▶ **What is needed**
All the data should come back exactly as it was given.

* Begin Supplied records *

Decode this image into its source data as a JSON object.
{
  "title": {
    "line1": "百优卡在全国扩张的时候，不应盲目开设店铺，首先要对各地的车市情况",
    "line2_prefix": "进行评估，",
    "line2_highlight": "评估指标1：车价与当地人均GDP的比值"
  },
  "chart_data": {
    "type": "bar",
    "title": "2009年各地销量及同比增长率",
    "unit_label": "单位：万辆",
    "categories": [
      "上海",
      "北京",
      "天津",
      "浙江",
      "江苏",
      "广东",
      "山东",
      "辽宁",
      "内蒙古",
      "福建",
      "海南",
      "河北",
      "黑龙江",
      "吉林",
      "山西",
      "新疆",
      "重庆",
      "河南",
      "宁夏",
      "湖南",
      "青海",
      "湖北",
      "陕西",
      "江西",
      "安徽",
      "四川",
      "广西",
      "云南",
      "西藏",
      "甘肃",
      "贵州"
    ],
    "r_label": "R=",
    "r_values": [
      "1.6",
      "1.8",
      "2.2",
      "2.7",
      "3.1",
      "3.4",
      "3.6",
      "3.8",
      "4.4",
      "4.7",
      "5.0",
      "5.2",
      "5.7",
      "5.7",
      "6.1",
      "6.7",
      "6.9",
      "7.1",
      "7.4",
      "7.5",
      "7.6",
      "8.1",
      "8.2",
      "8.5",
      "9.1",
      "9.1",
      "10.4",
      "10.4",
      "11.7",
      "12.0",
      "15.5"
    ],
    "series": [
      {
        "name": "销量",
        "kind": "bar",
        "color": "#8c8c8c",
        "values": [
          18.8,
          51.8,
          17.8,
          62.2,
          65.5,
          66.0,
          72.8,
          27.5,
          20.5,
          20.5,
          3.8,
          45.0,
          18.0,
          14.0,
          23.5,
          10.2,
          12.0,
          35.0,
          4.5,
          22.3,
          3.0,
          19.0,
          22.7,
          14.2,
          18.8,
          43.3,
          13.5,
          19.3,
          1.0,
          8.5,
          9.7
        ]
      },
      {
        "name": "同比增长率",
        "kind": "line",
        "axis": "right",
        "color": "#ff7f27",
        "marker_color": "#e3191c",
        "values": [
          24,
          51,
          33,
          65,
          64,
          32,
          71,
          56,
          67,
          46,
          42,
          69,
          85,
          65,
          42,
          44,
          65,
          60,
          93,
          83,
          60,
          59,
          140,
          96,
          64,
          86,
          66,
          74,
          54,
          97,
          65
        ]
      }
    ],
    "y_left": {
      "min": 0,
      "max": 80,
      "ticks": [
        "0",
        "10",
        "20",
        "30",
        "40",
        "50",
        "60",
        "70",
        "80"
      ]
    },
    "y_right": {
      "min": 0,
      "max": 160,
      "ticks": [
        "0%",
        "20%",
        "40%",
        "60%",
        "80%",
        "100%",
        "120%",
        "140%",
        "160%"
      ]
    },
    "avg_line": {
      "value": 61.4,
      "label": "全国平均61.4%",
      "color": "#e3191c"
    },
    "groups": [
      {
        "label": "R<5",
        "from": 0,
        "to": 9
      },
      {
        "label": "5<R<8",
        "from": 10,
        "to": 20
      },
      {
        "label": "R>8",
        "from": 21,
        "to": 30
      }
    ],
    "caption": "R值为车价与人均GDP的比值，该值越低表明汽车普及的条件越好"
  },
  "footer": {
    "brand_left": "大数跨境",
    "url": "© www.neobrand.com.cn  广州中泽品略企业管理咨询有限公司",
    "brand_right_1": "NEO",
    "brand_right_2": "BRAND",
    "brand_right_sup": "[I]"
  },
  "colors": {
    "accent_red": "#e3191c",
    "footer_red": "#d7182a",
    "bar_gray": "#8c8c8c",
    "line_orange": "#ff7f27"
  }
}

* End Supplied records *

▶ **Written solution**
Decode this image into its source data as a JSON object.
{
  "title": {
    "line1": "百优卡在全国扩张的时候，不应盲目开设店铺，首先要对各地的车市情况",
    "line2_prefix": "进行评估，",
    "line2_highlight": "评估指标1：车价与当地人均GDP的比值"
  },
  "chart_data": {
    "type": "bar",
    "title": "2009年各地销量及同比增长率",
    "unit_label": "单位：万辆",
    "categories": [
      "上海",
      "北京",
      "天津",
      "浙江",
      "江苏",
      "广东",
      "山东",
      "辽宁",
      "内蒙古",
      "福建",
      "海南",
      "河北",
      "黑龙江",
      "吉林",
      "山西",
      "新疆",
      "重庆",
      "河南",
      "宁夏",
      "湖南",
      "青海",
      "湖北",
      "陕西",
      "江西",
      "安徽",
      "四川",
      "广西",
      "云南",
      "西藏",
      "甘肃",
      "贵州"
    ],
    "r_label": "R=",
    "r_values": [
      "1.6",
      "1.8",
      "2.2",
      "2.7",
      "3.1",
      "3.4",
      "3.6",
      "3.8",
      "4.4",
      "4.7",
      "5.0",
      "5.2",
      "5.7",
      "5.7",
      "6.1",
      "6.7",
      "6.9",
      "7.1",
      "7.4",
      "7.5",
      "7.6",
      "8.1",
      "8.2",
      "8.5",
      "9.1",
      "9.1",
      "10.4",
      "10.4",
      "11.7",
      "12.0",
      "15.5"
    ],
    "series": [
      {
        "name": "销量",
        "kind": "bar",
        "color": "#8c8c8c",
        "values": [
          18.8,
          51.8,
          17.8,
          62.2,
          65.5,
          66.0,
          72.8,
          27.5,
          20.5,
          20.5,
          3.8,
          45.0,
          18.0,
          14.0,
          23.5,
          10.2,
          12.0,
          35.0,
          4.5,
          22.3,
          3.0,
          19.0,
          22.7,
          14.2,
          18.8,
          43.3,
          13.5,
          19.3,
          1.0,
          8.5,
          9.7
        ]
      },
      {
        "name": "同比增长率",
        "kind": "line",
        "axis": "right",
        "color": "#ff7f27",
        "marker_color": "#e3191c",
        "values": [
          24,
          51,
          33,
          65,
          64,
          32,
          71,
          56,
          67,
          46,
          42,
          69,
          85,
          65,
          42,
          44,
          65,
          60,
          93,
          83,
          60,
          59,
          140,
          96,
          64,
          86,
          66,
          74,
          54,
          97,
          65
        ]
      }
    ],
    "y_left": {
      "min": 0,
      "max": 80,
      "ticks": [
        "0",
        "10",
        "20",
        "30",
        "40",
        "50",
        "60",
        "70",
        "80"
      ]
    },
    "y_right": {
      "min": 0,
      "max": 160,
      "ticks": [
        "0%",
        "20%",
        "40%",
        "60%",
        "80%",
        "100%",
        "120%",
        "140%",
        "160%"
      ]
    },
    "avg_line": {
      "value": 61.4,
      "label": "全国平均61.4%",
      "color": "#e3191c"
    },
    "groups": [
      {
        "label": "R<5",
        "from": 0,
        "to": 9
      },
      {
        "label": "5<R<8",
        "from": 10,
        "to": 20
      },
      {
        "label": "R>8",
        "from": 21,
        "to": 30
      }
    ],
    "caption": "R值为车价与人均GDP的比值，该值越低表明汽车普及的条件越好"
  },
  "footer": {
    "brand_left": "大数跨境",
    "url": "© www.neobrand.com.cn  广州中泽品略企业管理咨询有限公司",
    "brand_right_1": "NEO",
    "brand_right_2": "BRAND",
    "brand_right_sup": "[I]"
  },
  "colors": {
    "accent_red": "#e3191c",
    "footer_red": "#d7182a",
    "bar_gray": "#8c8c8c",
    "line_orange": "#ff7f27"
  }
}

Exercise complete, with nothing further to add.